-- START OF MATERIAL PROVIDED --

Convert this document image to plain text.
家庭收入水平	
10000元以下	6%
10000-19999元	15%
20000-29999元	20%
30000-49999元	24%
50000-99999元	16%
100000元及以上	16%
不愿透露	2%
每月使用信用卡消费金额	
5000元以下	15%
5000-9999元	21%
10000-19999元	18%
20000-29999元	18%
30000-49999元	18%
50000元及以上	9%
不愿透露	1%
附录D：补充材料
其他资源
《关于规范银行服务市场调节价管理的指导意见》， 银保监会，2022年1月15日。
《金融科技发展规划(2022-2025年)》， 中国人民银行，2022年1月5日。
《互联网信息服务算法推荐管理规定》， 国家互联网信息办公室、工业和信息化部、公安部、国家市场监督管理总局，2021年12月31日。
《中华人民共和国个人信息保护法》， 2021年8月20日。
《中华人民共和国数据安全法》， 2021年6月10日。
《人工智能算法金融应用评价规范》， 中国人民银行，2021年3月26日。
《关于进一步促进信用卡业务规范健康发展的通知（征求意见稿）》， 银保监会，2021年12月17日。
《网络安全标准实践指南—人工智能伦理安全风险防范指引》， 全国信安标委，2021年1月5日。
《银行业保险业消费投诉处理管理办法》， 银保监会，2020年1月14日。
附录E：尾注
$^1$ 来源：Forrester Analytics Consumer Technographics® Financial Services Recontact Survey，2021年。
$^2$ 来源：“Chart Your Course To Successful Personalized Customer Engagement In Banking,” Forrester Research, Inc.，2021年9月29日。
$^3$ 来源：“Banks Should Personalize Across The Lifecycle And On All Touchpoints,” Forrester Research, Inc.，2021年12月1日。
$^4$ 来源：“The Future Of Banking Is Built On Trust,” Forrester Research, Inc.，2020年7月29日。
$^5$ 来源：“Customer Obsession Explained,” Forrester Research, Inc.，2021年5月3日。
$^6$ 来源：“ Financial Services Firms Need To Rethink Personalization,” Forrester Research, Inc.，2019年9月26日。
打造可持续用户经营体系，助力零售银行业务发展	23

-- END OF MATERIAL PROVIDED --

--- WHAT THE EXERCISE ASKS ---
Write down all the entries again without a single difference.

--- WRITTEN SOLUTION ---
Convert this document image to plain text.
家庭收入水平	
10000元以下	6%
10000-19999元	15%
20000-29999元	20%
30000-49999元	24%
50000-99999元	16%
100000元及以上	16%
不愿透露	2%
每月使用信用卡消费金额	
5000元以下	15%
5000-9999元	21%
10000-19999元	18%
20000-29999元	18%
30000-49999元	18%
50000元及以上	9%
不愿透露	1%
附录D：补充材料
其他资源
《关于规范银行服务市场调节价管理的指导意见》， 银保监会，2022年1月15日。
《金融科技发展规划(2022-2025年)》， 中国人民银行，2022年1月5日。
《互联网信息服务算法推荐管理规定》， 国家互联网信息办公室、工业和信息化部、公安部、国家市场监督管理总局，2021年12月31日。
《中华人民共和国个人信息保护法》， 2021年8月20日。
《中华人民共和国数据安全法》， 2021年6月10日。
《人工智能算法金融应用评价规范》， 中国人民银行，2021年3月26日。
《关于进一步促进信用卡业务规范健康发展的通知（征求意见稿）》， 银保监会，2021年12月17日。
《网络安全标准实践指南—人工智能伦理安全风险防范指引》， 全国信安标委，2021年1月5日。
《银行业保险业消费投诉处理管理办法》， 银保监会，2020年1月14日。
附录E：尾注
$^1$ 来源：Forrester Analytics Consumer Technographics® Financial Services Recontact Survey，2021年。
$^2$ 来源：“Chart Your Course To Successful Personalized Customer Engagement In Banking,” Forrester Research, Inc.，2021年9月29日。
$^3$ 来源：“Banks Should Personalize Across The Lifecycle And On All Touchpoints,” Forrester Research, Inc.，2021年12月1日。
$^4$ 来源：“The Future Of Banking Is Built On Trust,” Forrester Research, Inc.，2020年7月29日。
$^5$ 来源：“Customer Obsession Explained,” Forrester Research, Inc.，2021年5月3日。
$^6$ 来源：“ Financial Services Firms Need To Rethink Personalization,” Forrester Research, Inc.，2019年9月26日。
打造可持续用户经营体系，助力零售银行业务发展	23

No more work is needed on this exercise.